Work to complete: For the material that follows, list every line containing the word "this".
──────────
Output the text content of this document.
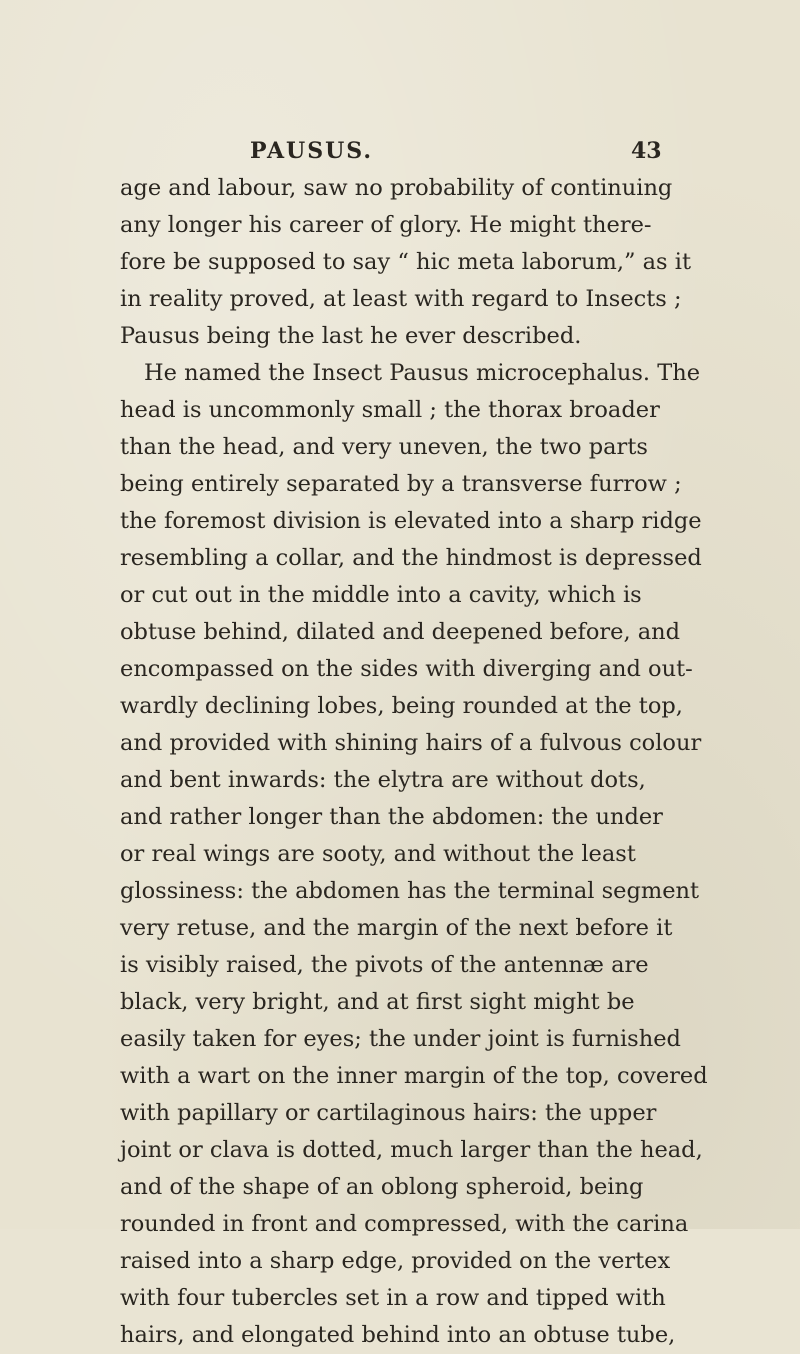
PAUSUS.	43
age and labour, saw no probability of continuing
any longer his career of glory. He might there-
fore be supposed to say “ hic meta laborum,” as it
in reality proved, at least with regard to Insects ;
Pausus being the last he ever described.
He named the Insect Pausus microcephalus. The
head is uncommonly small ; the thorax broader
than the head, and very uneven, the two parts
being entirely separated by a transverse furrow ;
the foremost division is elevated into a sharp ridge
resembling a collar, and the hindmost is depressed
or cut out in the middle into a cavity, which is
obtuse behind, dilated and deepened before, and
encompassed on the sides with diverging and out-
wardly declining lobes, being rounded at the top,
and provided with shining hairs of a fulvous colour
and bent inwards: the elytra are without dots,
and rather longer than the abdomen: the under
or real wings are sooty, and without the least
glossiness: the abdomen has the terminal segment
very retuse, and the margin of the next before it
is visibly raised, the pivots of the antennæ are
black, very bright, and at first sight might be
easily taken for eyes; the under joint is furnished
with a wart on the inner margin of the top, covered
with papillary or cartilaginous hairs: the upper
joint or clava is dotted, much larger than the head,
and of the shape of an oblong spheroid, being
rounded in front and compressed, with the carina
raised into a sharp edge, provided on the vertex
with four tubercles set in a row and tipped with
hairs, and elongated behind into an obtuse tube,
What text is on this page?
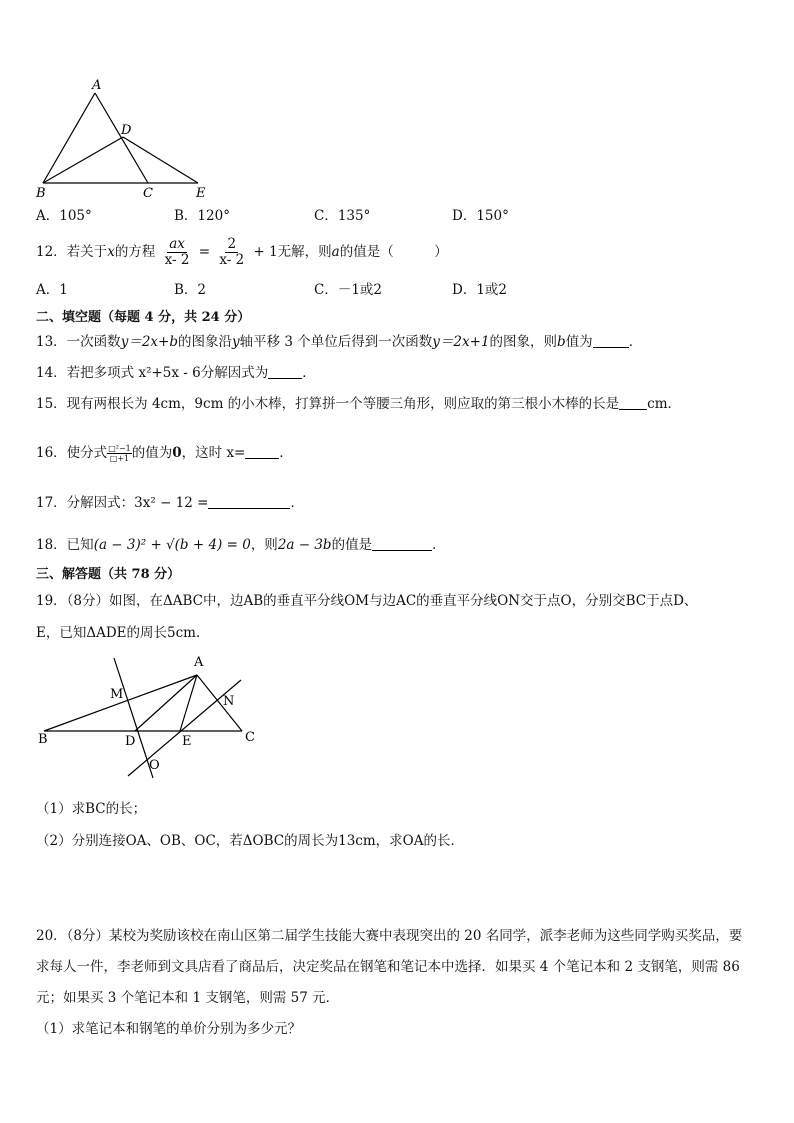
A
D
B	C	E
A．105°	B．120°	C．135°	D．150°
12．若关于x的方程 $\frac{ax}{x- 2} = \frac{2}{x- 2} + 1$无解，则a的值是（　　　）
A．1	B．2	C．－1或2	D．1或2
二、填空题（每题 4 分，共 24 分）
13．一次函数y＝2x+b的图象沿y轴平移 3 个单位后得到一次函数y＝2x+1的图象，则b值为	．
14．若把多项式 x²+5x - 6分解因式为	．
15．现有两根长为 4cm，9cm 的小木棒，打算拼一个等腰三角形，则应取的第三根小木棒的长是 cm．
16．使分式 $\frac{\text{□²−1}}{□+1}$ 的值为0，这时 x=	．
17．分解因式：3x² − 12 =	．
18．已知(a − 3)² + √(b + 4) = 0，则2a − 3b的值是	．
三、解答题（共 78 分）
19．（8分）如图，在ΔABC中，边AB的垂直平分线OM与边AC的垂直平分线ON交于点O，分别交BC于点D、
E，已知ΔADE的周长5cm．
A
M	N
B	D	E	C
O
（1）求BC的长；
（2）分别连接OA、OB、OC，若ΔOBC的周长为13cm，求OA的长．
20．（8分）某校为奖励该校在南山区第二届学生技能大赛中表现突出的 20 名同学，派李老师为这些同学购买奖品，要
求每人一件，李老师到文具店看了商品后，决定奖品在钢笔和笔记本中选择．如果买 4 个笔记本和 2 支钢笔，则需 86
元；如果买 3 个笔记本和 1 支钢笔，则需 57 元．
（1）求笔记本和钢笔的单价分别为多少元？
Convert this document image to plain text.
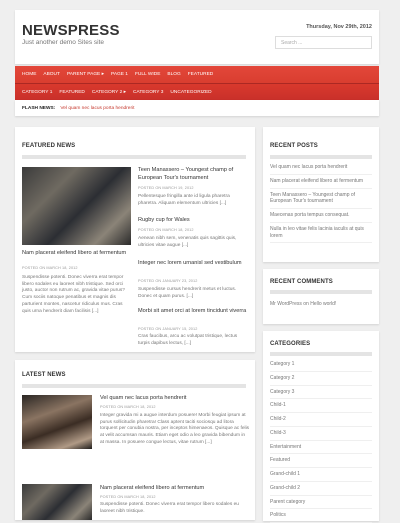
NEWSPRESS
Just another demo Sites site
Thursday, Nov 29th, 2012
Search ...
HOME ABOUT PARENT PAGE ▸ PAGE 1 FULL WIDE BLOG FEATURED
CATEGORY 1 FEATURED CATEGORY 2 ▸ CATEGORY 3 UNCATEGORIZED
FLASH NEWS: Vel quam nec lacus porta hendrerit
FEATURED NEWS
Nam placerat eleifend libero at fermentum
POSTED ON MARCH 18, 2012
Suspendisse potenti. Donec viverra erat tempor libero sodales eu laoreet nibh tristique. Sed orci justo, auctor non rutrum ac, gravida vitae purus? Cum sociis natoque penatibus et magnis dis parturient montes, nascetur ridiculus mus. Cras quis urna hendrerit diam facilisis [...]
Teen Manassero – Youngest champ of European Tour's tournament
POSTED ON MARCH 19, 2012
Pellentesque fringilla ante id ligula pharetra pharetra. Aliquam elementum ultricies [...]
Rugby cup for Wales
POSTED ON MARCH 18, 2012
Aenean nibh sem, venenatis quis sagittis quis, ultricies vitae augue [...]
Integer nec lorem urnanisl sed vestibulum
POSTED ON JANUARY 23, 2012
Suspendisse cursus hendrerit metus et luctus. Donec et quam purus. [...]
Morbi sit amet orci at lorem tincidunt viverra
POSTED ON JANUARY 15, 2012
Cras faucibus, arcu ac volutpat tristique, lectus turpis dapibus lectus, [...]
LATEST NEWS
Vel quam nec lacus porta hendrerit
POSTED ON MARCH 18, 2012
Integer gravida mi a augue interdum posuere! Morbi feugiat ipsum at purus sollicitudin pharetra! Class aptent taciti sociosqu ad litora torquent per conubia nostra, per inceptos himenaeos. Quisque ac felis at velit accumsan mauris. Etiam eget odio a leo gravida bibendum in at massa. In posuere congue lectus, vitae rutrum [...]
Nam placerat eleifend libero at fermentum
POSTED ON MARCH 18, 2012
Suspendisse potenti. Donec viverra erat tempor libero sodales eu laoreet nibh tristique.
RECENT POSTS
Vel quam nec lacus porta hendrerit
Nam placerat eleifend libero at fermentum
Teen Manassero – Youngest champ of European Tour's tournament
Maecenas porta tempus consequat.
Nulla in leo vitae felis lacinia iaculis at quis lorem
RECENT COMMENTS
Mr WordPress on Hello world!
CATEGORIES
Category 1
Category 2
Category 3
Child-1
Child-2
Child-3
Entertainment
Featured
Grand-child 1
Grand-child 2
Parent category
Politics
──────────
Exercise solution:
Output the text content of this document.
What text is on this page?
Convert this document image to plain text.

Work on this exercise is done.